§ PROBLEM TO SOLVE:
Lines that include the word "JSON" are the ones to copy.

§ DATA ENTRIES:
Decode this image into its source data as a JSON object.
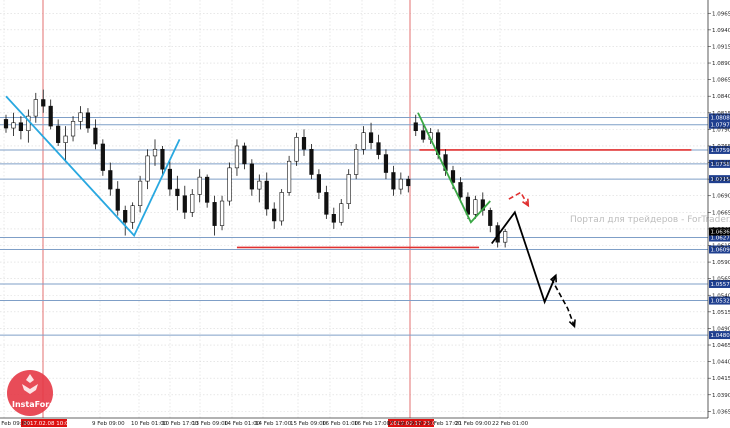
{
  "watermark": "Портал для трейдеров - ForTrader.org",
  "logo": {
    "name": "InstaForex",
    "color": "#e63946"
  },
  "colors": {
    "grid": "#d9d9d9",
    "level": "#7f9fc7",
    "candle": "#111111",
    "vline": "#e06060",
    "redLevel": "#e03030",
    "blueWave": "#29a8e0",
    "greenWave": "#3aa845",
    "tag": "#1f3f8f",
    "currentTag": "#000000"
  },
  "chart_data": {
    "type": "candlestick",
    "symbol_timeframe": "H1",
    "ylim": [
      1.0355,
      1.0985
    ],
    "y_ticks": [
      "1.0965",
      "1.0940",
      "1.0915",
      "1.0890",
      "1.0865",
      "1.0840",
      "1.0815",
      "1.0790",
      "1.0765",
      "1.0740",
      "1.0715",
      "1.0690",
      "1.0665",
      "1.0640",
      "1.0615",
      "1.0590",
      "1.0565",
      "1.0540",
      "1.0515",
      "1.0490",
      "1.0465",
      "1.0440",
      "1.0415",
      "1.0390",
      "1.0365"
    ],
    "x_ticks": [
      "8 Feb 09:00",
      "9 Feb 09:00",
      "10 Feb 01:00",
      "10 Feb 17:00",
      "13 Feb 09:00",
      "14 Feb 01:00",
      "14 Feb 17:00",
      "15 Feb 09:00",
      "16 Feb 01:00",
      "16 Feb 17:00",
      "17 Feb 09:00",
      "20 Feb 17:00",
      "21 Feb 09:00",
      "22 Feb 01:00"
    ],
    "highlighted_times": [
      "2017.02.08 10:00",
      "2017.02.17 23:00"
    ],
    "current_price": "1.0636",
    "levels": [
      {
        "price": 1.0808,
        "label": "1.0808"
      },
      {
        "price": 1.0797,
        "label": "1.0797"
      },
      {
        "price": 1.0759,
        "label": "1.0759"
      },
      {
        "price": 1.0738,
        "label": "1.0738"
      },
      {
        "price": 1.0715,
        "label": "1.0715"
      },
      {
        "price": 1.0627,
        "label": "1.0627"
      },
      {
        "price": 1.0609,
        "label": "1.0609"
      },
      {
        "price": 1.0557,
        "label": "1.0557"
      },
      {
        "price": 1.0532,
        "label": "1.0532"
      },
      {
        "price": 1.048,
        "label": "1.0480"
      }
    ],
    "red_levels": [
      {
        "price": 1.0759,
        "from_index": 55.5,
        "to_index": 92
      },
      {
        "price": 1.0612,
        "from_index": 31,
        "to_index": 63.5
      }
    ],
    "candles": [
      {
        "o": 1.0805,
        "h": 1.0812,
        "l": 1.0785,
        "c": 1.0792
      },
      {
        "o": 1.0792,
        "h": 1.0815,
        "l": 1.078,
        "c": 1.08
      },
      {
        "o": 1.08,
        "h": 1.081,
        "l": 1.0775,
        "c": 1.0788
      },
      {
        "o": 1.0788,
        "h": 1.082,
        "l": 1.077,
        "c": 1.081
      },
      {
        "o": 1.081,
        "h": 1.0845,
        "l": 1.08,
        "c": 1.0835
      },
      {
        "o": 1.0835,
        "h": 1.085,
        "l": 1.0815,
        "c": 1.0825
      },
      {
        "o": 1.0825,
        "h": 1.0835,
        "l": 1.079,
        "c": 1.0795
      },
      {
        "o": 1.0795,
        "h": 1.0805,
        "l": 1.0765,
        "c": 1.077
      },
      {
        "o": 1.077,
        "h": 1.0795,
        "l": 1.074,
        "c": 1.078
      },
      {
        "o": 1.078,
        "h": 1.081,
        "l": 1.0772,
        "c": 1.0802
      },
      {
        "o": 1.0802,
        "h": 1.0825,
        "l": 1.079,
        "c": 1.0815
      },
      {
        "o": 1.0815,
        "h": 1.0822,
        "l": 1.0785,
        "c": 1.0792
      },
      {
        "o": 1.0792,
        "h": 1.0805,
        "l": 1.076,
        "c": 1.0768
      },
      {
        "o": 1.0768,
        "h": 1.0775,
        "l": 1.072,
        "c": 1.0728
      },
      {
        "o": 1.0728,
        "h": 1.074,
        "l": 1.069,
        "c": 1.07
      },
      {
        "o": 1.07,
        "h": 1.0712,
        "l": 1.066,
        "c": 1.0668
      },
      {
        "o": 1.0668,
        "h": 1.0675,
        "l": 1.063,
        "c": 1.065
      },
      {
        "o": 1.065,
        "h": 1.068,
        "l": 1.064,
        "c": 1.0675
      },
      {
        "o": 1.0675,
        "h": 1.072,
        "l": 1.0665,
        "c": 1.0712
      },
      {
        "o": 1.0712,
        "h": 1.076,
        "l": 1.07,
        "c": 1.075
      },
      {
        "o": 1.075,
        "h": 1.0775,
        "l": 1.0735,
        "c": 1.076
      },
      {
        "o": 1.076,
        "h": 1.0765,
        "l": 1.072,
        "c": 1.073
      },
      {
        "o": 1.073,
        "h": 1.0742,
        "l": 1.069,
        "c": 1.07
      },
      {
        "o": 1.07,
        "h": 1.072,
        "l": 1.0668,
        "c": 1.069
      },
      {
        "o": 1.069,
        "h": 1.0705,
        "l": 1.0655,
        "c": 1.0665
      },
      {
        "o": 1.0665,
        "h": 1.07,
        "l": 1.0658,
        "c": 1.0692
      },
      {
        "o": 1.0692,
        "h": 1.073,
        "l": 1.068,
        "c": 1.0718
      },
      {
        "o": 1.0718,
        "h": 1.0722,
        "l": 1.0672,
        "c": 1.068
      },
      {
        "o": 1.068,
        "h": 1.069,
        "l": 1.063,
        "c": 1.0645
      },
      {
        "o": 1.0645,
        "h": 1.069,
        "l": 1.0638,
        "c": 1.0682
      },
      {
        "o": 1.0682,
        "h": 1.074,
        "l": 1.0675,
        "c": 1.0732
      },
      {
        "o": 1.0732,
        "h": 1.0775,
        "l": 1.072,
        "c": 1.0765
      },
      {
        "o": 1.0765,
        "h": 1.077,
        "l": 1.073,
        "c": 1.0738
      },
      {
        "o": 1.0738,
        "h": 1.0745,
        "l": 1.069,
        "c": 1.07
      },
      {
        "o": 1.07,
        "h": 1.0722,
        "l": 1.068,
        "c": 1.0712
      },
      {
        "o": 1.0712,
        "h": 1.0725,
        "l": 1.066,
        "c": 1.067
      },
      {
        "o": 1.067,
        "h": 1.068,
        "l": 1.064,
        "c": 1.0652
      },
      {
        "o": 1.0652,
        "h": 1.07,
        "l": 1.0645,
        "c": 1.0695
      },
      {
        "o": 1.0695,
        "h": 1.075,
        "l": 1.069,
        "c": 1.0742
      },
      {
        "o": 1.0742,
        "h": 1.0785,
        "l": 1.0735,
        "c": 1.0778
      },
      {
        "o": 1.0778,
        "h": 1.079,
        "l": 1.075,
        "c": 1.076
      },
      {
        "o": 1.076,
        "h": 1.0768,
        "l": 1.0715,
        "c": 1.0722
      },
      {
        "o": 1.0722,
        "h": 1.073,
        "l": 1.0685,
        "c": 1.0695
      },
      {
        "o": 1.0695,
        "h": 1.0705,
        "l": 1.0655,
        "c": 1.0662
      },
      {
        "o": 1.0662,
        "h": 1.0672,
        "l": 1.064,
        "c": 1.065
      },
      {
        "o": 1.065,
        "h": 1.0685,
        "l": 1.0645,
        "c": 1.0678
      },
      {
        "o": 1.0678,
        "h": 1.073,
        "l": 1.067,
        "c": 1.0722
      },
      {
        "o": 1.0722,
        "h": 1.0768,
        "l": 1.0715,
        "c": 1.076
      },
      {
        "o": 1.076,
        "h": 1.0795,
        "l": 1.0752,
        "c": 1.0785
      },
      {
        "o": 1.0785,
        "h": 1.08,
        "l": 1.076,
        "c": 1.077
      },
      {
        "o": 1.077,
        "h": 1.0782,
        "l": 1.0745,
        "c": 1.0752
      },
      {
        "o": 1.0752,
        "h": 1.076,
        "l": 1.0715,
        "c": 1.0725
      },
      {
        "o": 1.0725,
        "h": 1.0735,
        "l": 1.069,
        "c": 1.07
      },
      {
        "o": 1.07,
        "h": 1.0725,
        "l": 1.0692,
        "c": 1.0715
      },
      {
        "o": 1.0715,
        "h": 1.072,
        "l": 1.0695,
        "c": 1.0705
      },
      {
        "o": 1.08,
        "h": 1.0812,
        "l": 1.078,
        "c": 1.0788
      },
      {
        "o": 1.0788,
        "h": 1.0798,
        "l": 1.077,
        "c": 1.0775
      },
      {
        "o": 1.0775,
        "h": 1.0792,
        "l": 1.0768,
        "c": 1.0785
      },
      {
        "o": 1.0785,
        "h": 1.079,
        "l": 1.0745,
        "c": 1.0752
      },
      {
        "o": 1.0752,
        "h": 1.076,
        "l": 1.072,
        "c": 1.0728
      },
      {
        "o": 1.0728,
        "h": 1.0735,
        "l": 1.07,
        "c": 1.071
      },
      {
        "o": 1.071,
        "h": 1.0718,
        "l": 1.068,
        "c": 1.0688
      },
      {
        "o": 1.0688,
        "h": 1.0695,
        "l": 1.0655,
        "c": 1.0662
      },
      {
        "o": 1.0662,
        "h": 1.069,
        "l": 1.0655,
        "c": 1.0684
      },
      {
        "o": 1.0684,
        "h": 1.0695,
        "l": 1.066,
        "c": 1.0668
      },
      {
        "o": 1.0668,
        "h": 1.0672,
        "l": 1.0635,
        "c": 1.0645
      },
      {
        "o": 1.0645,
        "h": 1.065,
        "l": 1.0612,
        "c": 1.062
      },
      {
        "o": 1.062,
        "h": 1.064,
        "l": 1.0612,
        "c": 1.0636
      }
    ],
    "blue_wave": [
      [
        0,
        1.084
      ],
      [
        17.2,
        1.063
      ],
      [
        23.3,
        1.0775
      ]
    ],
    "green_wave": [
      [
        55.3,
        1.0815
      ],
      [
        62.4,
        1.065
      ],
      [
        65,
        1.0682
      ]
    ],
    "forecast_black": [
      [
        65.2,
        1.0618
      ],
      [
        68.3,
        1.0665
      ],
      [
        72.3,
        1.053
      ],
      [
        73.8,
        1.057
      ]
    ],
    "forecast_black_dashed": [
      [
        73.2,
        1.0565
      ],
      [
        75.4,
        1.052
      ],
      [
        76.3,
        1.0493
      ],
      [
        77,
        1.0495
      ]
    ],
    "forecast_red_dashed": [
      [
        67.5,
        1.0685
      ],
      [
        69.1,
        1.0695
      ],
      [
        70.1,
        1.0675
      ],
      [
        69.8,
        1.0682
      ]
    ]
  }
}
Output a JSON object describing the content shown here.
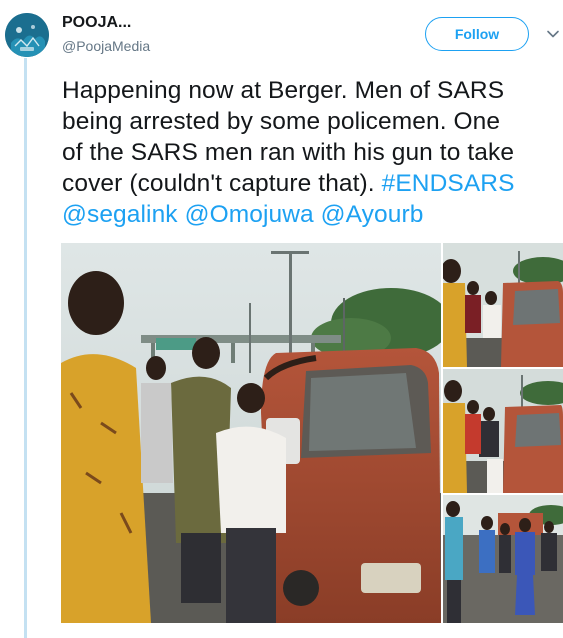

§ CORRECT RESULT:
Decode this image into its source data as a JSON object.
Output a JSON object describing the content shown here.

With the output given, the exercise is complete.